Description of the task:
Tell how many lines in the data below include the word "Read". The answer is the number only.

[Collection entries]
--- Begin ---

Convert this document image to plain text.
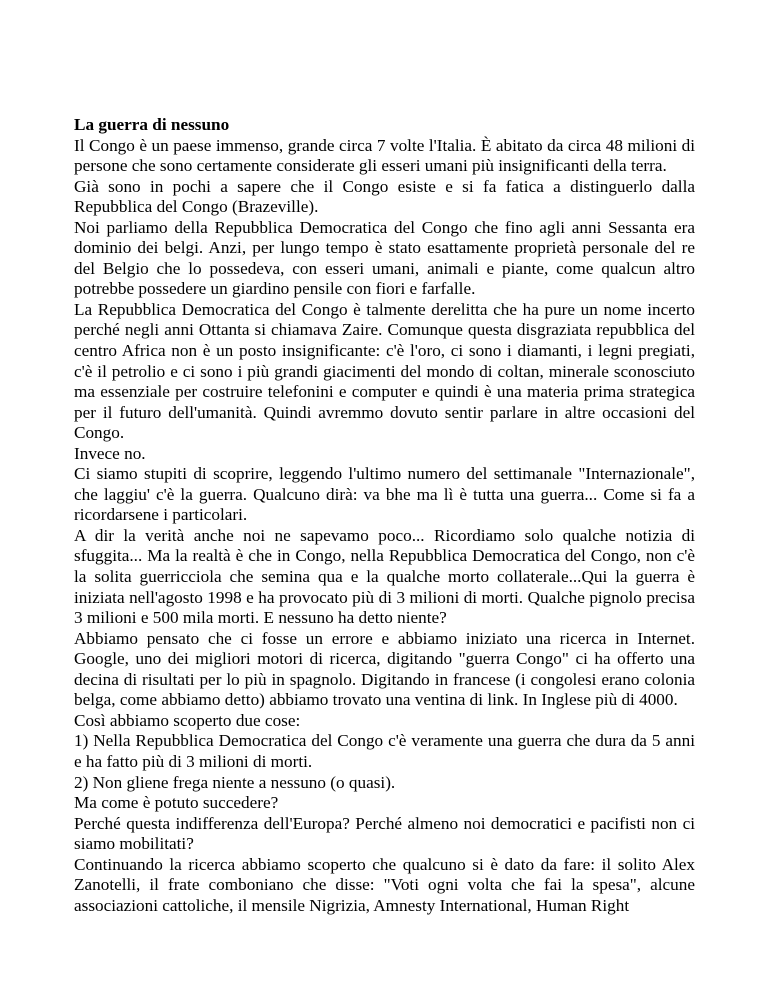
La guerra di nessuno

Il Congo è un paese immenso, grande circa 7 volte l'Italia. È abitato da circa 48 milioni di persone che sono certamente considerate gli esseri umani più insignificanti della terra.

Già sono in pochi a sapere che il Congo esiste e si fa fatica a distinguerlo dalla Repubblica del Congo (Brazeville).

Noi parliamo della Repubblica Democratica del Congo che fino agli anni Sessanta era dominio dei belgi. Anzi, per lungo tempo è stato esattamente proprietà personale del re del Belgio che lo possedeva, con esseri umani, animali e piante, come qualcun altro potrebbe possedere un giardino pensile con fiori e farfalle.

La Repubblica Democratica del Congo è talmente derelitta che ha pure un nome incerto perché negli anni Ottanta si chiamava Zaire. Comunque questa disgraziata repubblica del centro Africa non è un posto insignificante: c'è l'oro, ci sono i diamanti, i legni pregiati, c'è il petrolio e ci sono i più grandi giacimenti del mondo di coltan, minerale sconosciuto ma essenziale per costruire telefonini e computer e quindi è una materia prima strategica per il futuro dell'umanità. Quindi avremmo dovuto sentir parlare in altre occasioni del Congo.

Invece no.

Ci siamo stupiti di scoprire, leggendo l'ultimo numero del settimanale "Internazionale", che laggiu' c'è la guerra. Qualcuno dirà: va bhe ma lì è tutta una guerra... Come si fa a ricordarsene i particolari.

A dir la verità anche noi ne sapevamo poco... Ricordiamo solo qualche notizia di sfuggita... Ma la realtà è che in Congo, nella Repubblica Democratica del Congo, non c'è la solita guerricciola che semina qua e la qualche morto collaterale...Qui la guerra è iniziata nell'agosto 1998 e ha provocato più di 3 milioni di morti. Qualche pignolo precisa 3 milioni e 500 mila morti. E nessuno ha detto niente?

Abbiamo pensato che ci fosse un errore e abbiamo iniziato una ricerca in Internet. Google, uno dei migliori motori di ricerca, digitando "guerra Congo" ci ha offerto una decina di risultati per lo più in spagnolo. Digitando in francese (i congolesi erano colonia belga, come abbiamo detto) abbiamo trovato una ventina di link. In Inglese più di 4000.

Così abbiamo scoperto due cose:

1) Nella Repubblica Democratica del Congo c'è veramente una guerra che dura da 5 anni e ha fatto più di 3 milioni di morti.

2) Non gliene frega niente a nessuno (o quasi).

Ma come è potuto succedere?

Perché questa indifferenza dell'Europa? Perché almeno noi democratici e pacifisti non ci siamo mobilitati?

Continuando la ricerca abbiamo scoperto che qualcuno si è dato da fare: il solito Alex Zanotelli, il frate comboniano che disse: "Voti ogni volta che fai la spesa", alcune associazioni cattoliche, il mensile Nigrizia, Amnesty International, Human Right
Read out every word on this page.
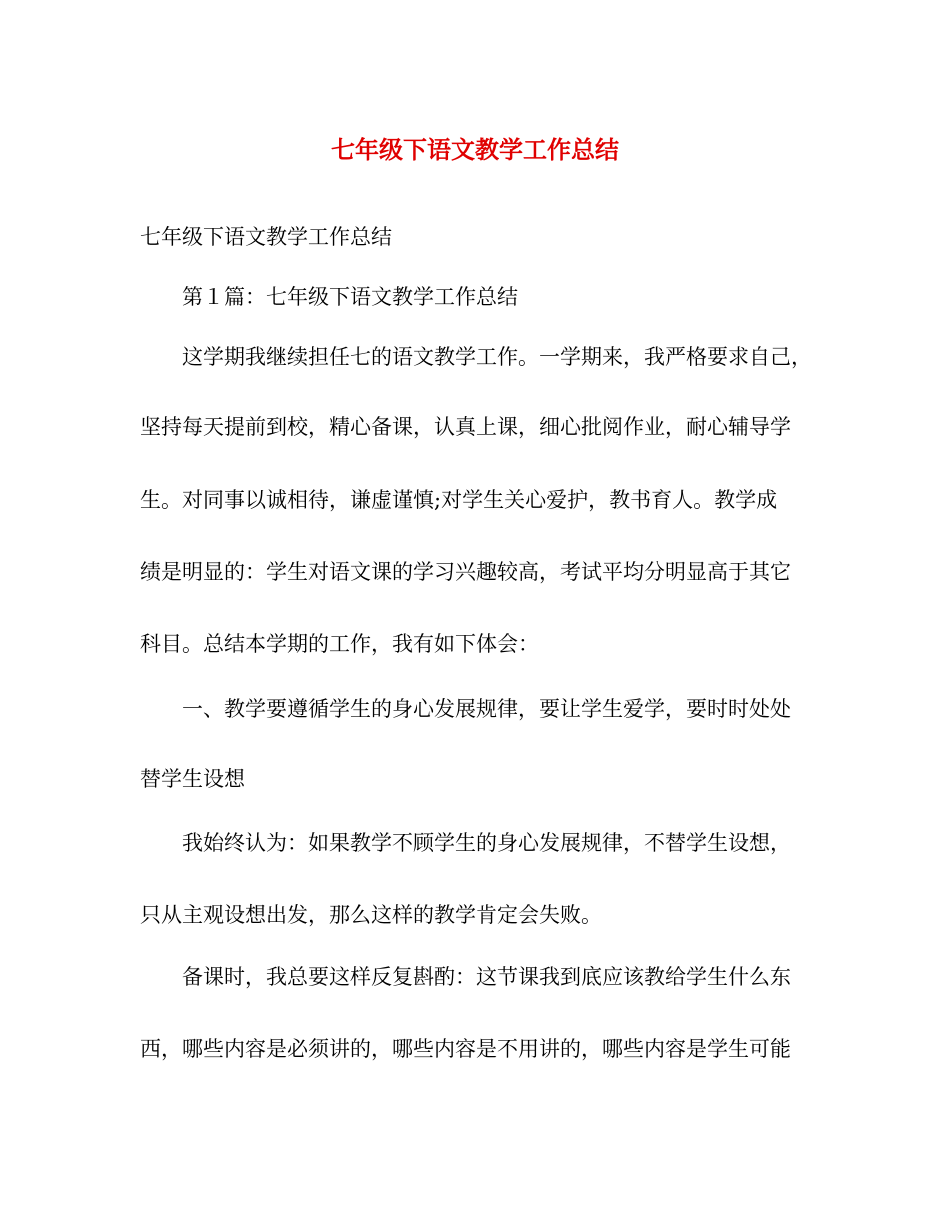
七年级下语文教学工作总结
七年级下语文教学工作总结
第１篇：七年级下语文教学工作总结
这学期我继续担任七的语文教学工作。一学期来，我严格要求自己，
坚持每天提前到校，精心备课，认真上课，细心批阅作业，耐心辅导学
生。对同事以诚相待，谦虚谨慎;对学生关心爱护，教书育人。教学成
绩是明显的：学生对语文课的学习兴趣较高，考试平均分明显高于其它
科目。总结本学期的工作，我有如下体会：
一、教学要遵循学生的身心发展规律，要让学生爱学，要时时处处
替学生设想
我始终认为：如果教学不顾学生的身心发展规律，不替学生设想，
只从主观设想出发，那么这样的教学肯定会失败。
备课时，我总要这样反复斟酌：这节课我到底应该教给学生什么东
西，哪些内容是必须讲的，哪些内容是不用讲的，哪些内容是学生可能
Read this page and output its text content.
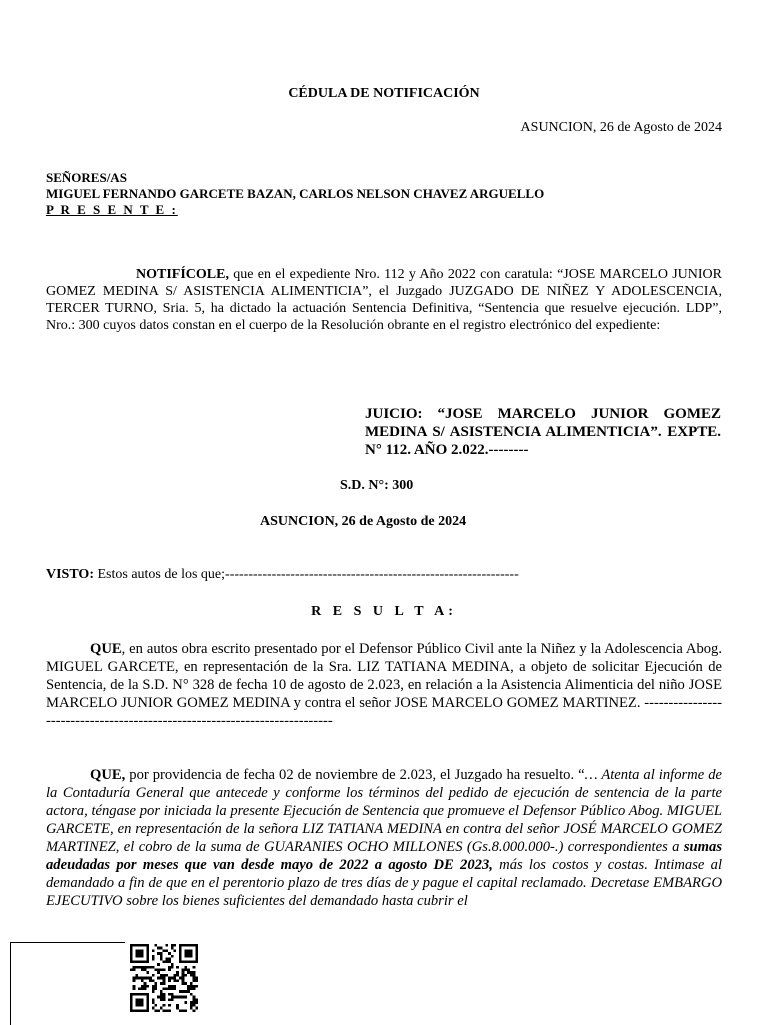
CÉDULA DE NOTIFICACIÓN
ASUNCION, 26 de Agosto de 2024
SEÑORES/AS
MIGUEL FERNANDO GARCETE BAZAN, CARLOS NELSON CHAVEZ ARGUELLO
P R E S E N T E :
NOTIFÍCOLE, que en el expediente Nro. 112 y Año 2022 con caratula: “JOSE MARCELO JUNIOR GOMEZ MEDINA S/ ASISTENCIA ALIMENTICIA”, el Juzgado JUZGADO DE NIÑEZ Y ADOLESCENCIA, TERCER TURNO, Sria. 5, ha dictado la actuación Sentencia Definitiva, “Sentencia que resuelve ejecución. LDP”, Nro.: 300 cuyos datos constan en el cuerpo de la Resolución obrante en el registro electrónico del expediente:
JUICIO: “JOSE MARCELO JUNIOR GOMEZ MEDINA S/ ASISTENCIA ALIMENTICIA”. EXPTE. N° 112. AÑO 2.022.--------
S.D. N°: 300
ASUNCION, 26 de Agosto de 2024
VISTO: Estos autos de los que;---------------------------------------------------------------
R E S U L T A:
QUE, en autos obra escrito presentado por el Defensor Público Civil ante la Niñez y la Adolescencia Abog. MIGUEL GARCETE, en representación de la Sra. LIZ TATIANA MEDINA, a objeto de solicitar Ejecución de Sentencia, de la S.D. N° 328 de fecha 10 de agosto de 2.023, en relación a la Asistencia Alimenticia del niño JOSE MARCELO JUNIOR GOMEZ MEDINA y contra el señor JOSE MARCELO GOMEZ MARTINEZ. ---------------------------------------------------------------------------
QUE, por providencia de fecha 02 de noviembre de 2.023, el Juzgado ha resuelto. “… Atenta al informe de la Contaduría General que antecede y conforme los términos del pedido de ejecución de sentencia de la parte actora, téngase por iniciada la presente Ejecución de Sentencia que promueve el Defensor Público Abog. MIGUEL GARCETE, en representación de la señora LIZ TATIANA MEDINA en contra del señor JOSÉ MARCELO GOMEZ MARTINEZ, el cobro de la suma de GUARANIES OCHO MILLONES (Gs.8.000.000-.) correspondientes a sumas adeudadas por meses que van desde mayo de 2022 a agosto DE 2023, más los costos y costas. Intimase al demandado a fin de que en el perentorio plazo de tres días de y pague el capital reclamado. Decretase EMBARGO EJECUTIVO sobre los bienes suficientes del demandado hasta cubrir el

--- End ---

Solution to this problem:
2